- **THINGS TO DO**:
1 > From the text on Scopus article metrics, write out the part starting at "Do you find" and ending at "article is getting.", swapping "articles" for "papers".
2 > Reproduce the lines of the records starting at the line that contains "link-image-to-select[interactable]: Nothing [666, 197, 750, 230]" and ending at the line that contains "image-style-label: Image style", both included.

** start SELECTED TEXT **

Do you want to learn more about the impact of your articles?  

Do you find it difficult to keep up with the literature and would like a way to identify articles creating the most "buzz?"

Scopus has always included the citation count for the articles it indexes.  With the addition of new metrics, including "altmetrics," Scopus offers investigators another option to measure the attention an article is getting.

“We believe no single metric tells the whole story — you need a basket of metrics to make informed decisions,” says Michael Habib, Scopus Senior Product Manager, Elsevier.  “By combining citation and alternative metrics, this new Article Metrics module will provide a comprehensive view of both the impact of and community engagement with an article.” 

Read more about the metrics included in the Scopus Blog or scroll down the page to learn how to use the new Article Metrics tool.

The Article Metrics Sidebar Summary


(Click on the image to open it in a new window.)

To see metrics for an article, click on the title in the results list.  This opens the document details page.  You will see a summary of the available metrics in the sidebar.  These include:   

  • Citation count and percentile benchmark
  • Field-Weighted Citation Impact (FWCI)

** end SELECTED TEXT **
** start DATASET RECORDS **

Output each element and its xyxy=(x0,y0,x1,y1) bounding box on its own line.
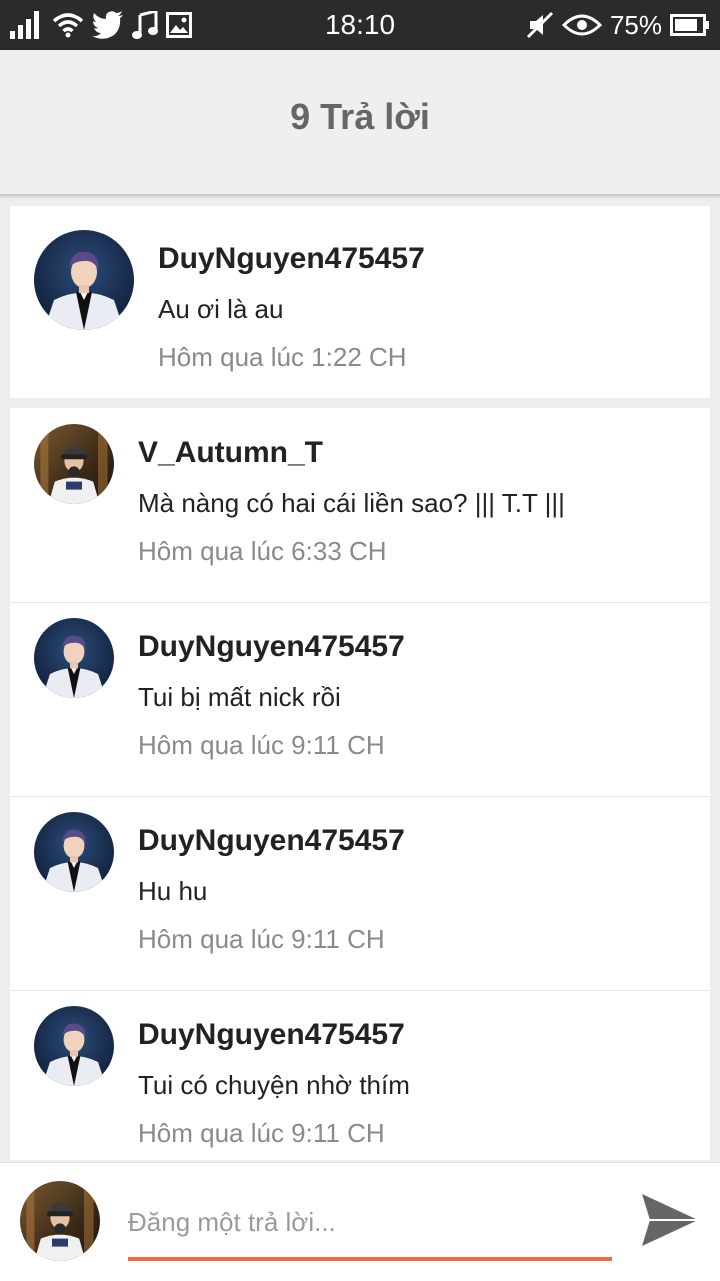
reply-message: Tui bị mất nick rồi xyxy=(138,682,341,712)
reply-username[interactable]: V_Autumn_T xyxy=(138,436,323,470)
reply-message: Mà nàng có hai cái liền sao? ||| T.T ||| xyxy=(138,488,565,518)
battery-icon xyxy=(670,14,709,36)
input-underline xyxy=(128,1257,612,1261)
reply-timestamp: Hôm qua lúc 6:33 CH xyxy=(138,536,387,566)
reply-message: Hu hu xyxy=(138,876,208,906)
main-comment[interactable]: DuyNguyen475457 Au ơi là au Hôm qua lúc … xyxy=(10,206,710,398)
avatar[interactable] xyxy=(34,812,114,892)
comment-username[interactable]: DuyNguyen475457 xyxy=(158,242,425,276)
app-header: 9 Trả lời xyxy=(0,50,720,196)
reply-username[interactable]: DuyNguyen475457 xyxy=(138,630,405,664)
battery-percent: 75% xyxy=(609,9,662,40)
replies-list: V_Autumn_T Mà nàng có hai cái liền sao? … xyxy=(10,408,710,1160)
status-icons-right: 75% xyxy=(526,8,710,42)
reply-timestamp: Hôm qua lúc 9:11 CH xyxy=(138,730,385,760)
status-bar: 18:10 75% xyxy=(0,0,720,50)
reply-timestamp: Hôm qua lúc 9:11 CH xyxy=(138,1118,385,1148)
comment-message: Au ơi là au xyxy=(158,294,284,324)
reply-item[interactable]: DuyNguyen475457 Hu hu Hôm qua lúc 9:11 C… xyxy=(10,796,710,991)
reply-item[interactable]: DuyNguyen475457 Tui có chuyện nhờ thím H… xyxy=(10,990,710,1160)
current-user-avatar[interactable] xyxy=(20,1181,100,1261)
send-button[interactable] xyxy=(638,1190,702,1250)
reply-username[interactable]: DuyNguyen475457 xyxy=(138,1018,405,1052)
reply-item[interactable]: DuyNguyen475457 Tui bị mất nick rồi Hôm … xyxy=(10,602,710,797)
page-title: 9 Trả lời xyxy=(290,96,430,137)
eye-icon xyxy=(561,14,602,36)
avatar[interactable] xyxy=(34,230,134,330)
send-icon xyxy=(642,1194,698,1246)
avatar[interactable] xyxy=(34,424,114,504)
mute-icon xyxy=(526,11,554,39)
avatar[interactable] xyxy=(34,618,114,698)
reply-composer xyxy=(0,1162,720,1281)
reply-input[interactable] xyxy=(128,1199,612,1245)
reply-message: Tui có chuyện nhờ thím xyxy=(138,1070,410,1100)
reply-item[interactable]: V_Autumn_T Mà nàng có hai cái liền sao? … xyxy=(10,408,710,603)
reply-username[interactable]: DuyNguyen475457 xyxy=(138,824,405,858)
comment-timestamp: Hôm qua lúc 1:22 CH xyxy=(158,342,407,372)
reply-timestamp: Hôm qua lúc 9:11 CH xyxy=(138,924,385,954)
avatar[interactable] xyxy=(34,1006,114,1086)
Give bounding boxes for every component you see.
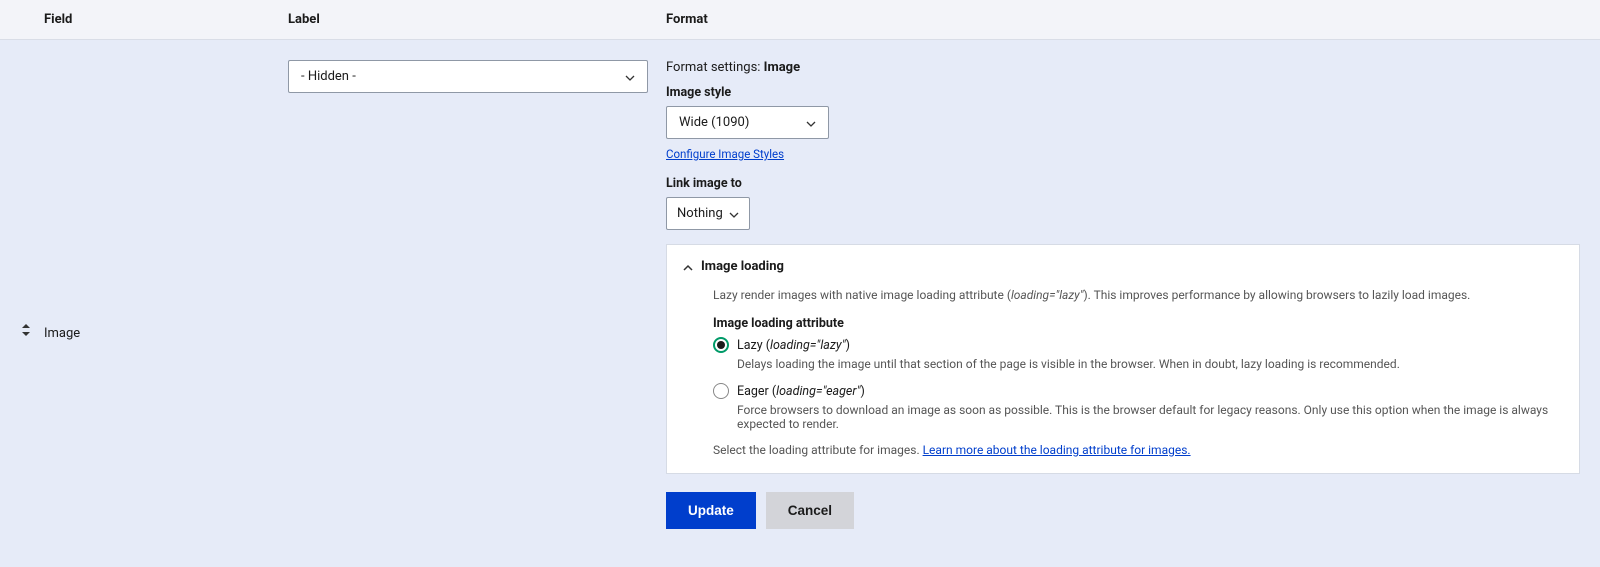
link-image-to-select[interactable]: Nothing [666, 197, 750, 230]
cancel-button[interactable]: Cancel [766, 492, 854, 529]
learn-more-link[interactable]: Learn more about the loading attribute f… [923, 443, 1191, 457]
format-settings-header: Format settings: Image [666, 60, 1580, 75]
table-header-row: Field Label Format [0, 0, 1600, 40]
label-visibility-select[interactable]: - Hidden - [288, 60, 648, 93]
loading-eager-help: Force browsers to download an image as s… [737, 403, 1563, 431]
header-format: Format [666, 12, 1580, 27]
loading-lazy-radio[interactable] [713, 337, 729, 353]
loading-lazy-help: Delays loading the image until that sect… [737, 357, 1563, 371]
table-row: Image - Hidden - Format settings: Image … [0, 40, 1600, 549]
loading-eager-label: Eager (loading="eager") [737, 384, 865, 399]
loading-eager-radio[interactable] [713, 383, 729, 399]
link-image-to-value: Nothing [677, 206, 723, 221]
drag-handle-icon[interactable] [20, 324, 32, 336]
link-image-to-label: Link image to [666, 176, 1580, 191]
loading-lazy-label: Lazy (loading="lazy") [737, 338, 850, 353]
image-style-label: Image style [666, 85, 1580, 100]
label-visibility-value: - Hidden - [301, 69, 356, 84]
chevron-down-icon [625, 72, 635, 82]
image-loading-details: Image loading Lazy render images with na… [666, 244, 1580, 474]
loading-footer-help: Select the loading attribute for images.… [713, 443, 1563, 457]
update-button[interactable]: Update [666, 492, 756, 529]
chevron-up-icon [683, 262, 693, 272]
image-style-select[interactable]: Wide (1090) [666, 106, 829, 139]
chevron-down-icon [729, 209, 739, 219]
header-field: Field [44, 12, 288, 27]
image-loading-description: Lazy render images with native image loa… [713, 288, 1563, 302]
field-name-label: Image [44, 54, 288, 341]
image-style-value: Wide (1090) [679, 115, 749, 130]
loading-attribute-label: Image loading attribute [713, 316, 1563, 331]
chevron-down-icon [806, 118, 816, 128]
configure-image-styles-link[interactable]: Configure Image Styles [666, 147, 784, 161]
header-label: Label [288, 12, 666, 27]
image-loading-summary[interactable]: Image loading [683, 259, 1563, 274]
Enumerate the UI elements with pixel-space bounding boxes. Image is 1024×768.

** end DATASET RECORDS **

- **ANSWERS TO THE EXERCISES**:
1 >
Do you find it difficult to keep up with the literature and would like a way to identify papers creating the most "buzz?"

Scopus has always included the citation count for the papers it indexes.  With the addition of new metrics, including "altmetrics," Scopus offers investigators another option to measure the attention an article is getting.

2 >
link-image-to-select[interactable]: Nothing [666, 197, 750, 230]
cancel-button[interactable]: Cancel [766, 492, 854, 529]
learn-more-link[interactable]: Learn more about the loading attribute f… [923, 443, 1191, 457]
format-settings-header: Format settings: Image [666, 60, 1580, 75]
table-header-row: Field Label Format [0, 0, 1600, 40]
label-visibility-select[interactable]: - Hidden - [288, 60, 648, 93]
loading-eager-help: Force browsers to download an image as s… [737, 403, 1563, 431]
header-format: Format [666, 12, 1580, 27]
loading-lazy-radio[interactable] [713, 337, 729, 353]
loading-lazy-help: Delays loading the image until that sect… [737, 357, 1563, 371]
table-row: Image - Hidden - Format settings: Image … [0, 40, 1600, 549]
loading-eager-label: Eager (loading="eager") [737, 384, 865, 399]
loading-eager-radio[interactable] [713, 383, 729, 399]
link-image-to-value: Nothing [677, 206, 723, 221]
drag-handle-icon[interactable] [20, 324, 32, 336]
link-image-to-label: Link image to [666, 176, 1580, 191]
loading-lazy-label: Lazy (loading="lazy") [737, 338, 850, 353]
image-style-label: Image style [666, 85, 1580, 100]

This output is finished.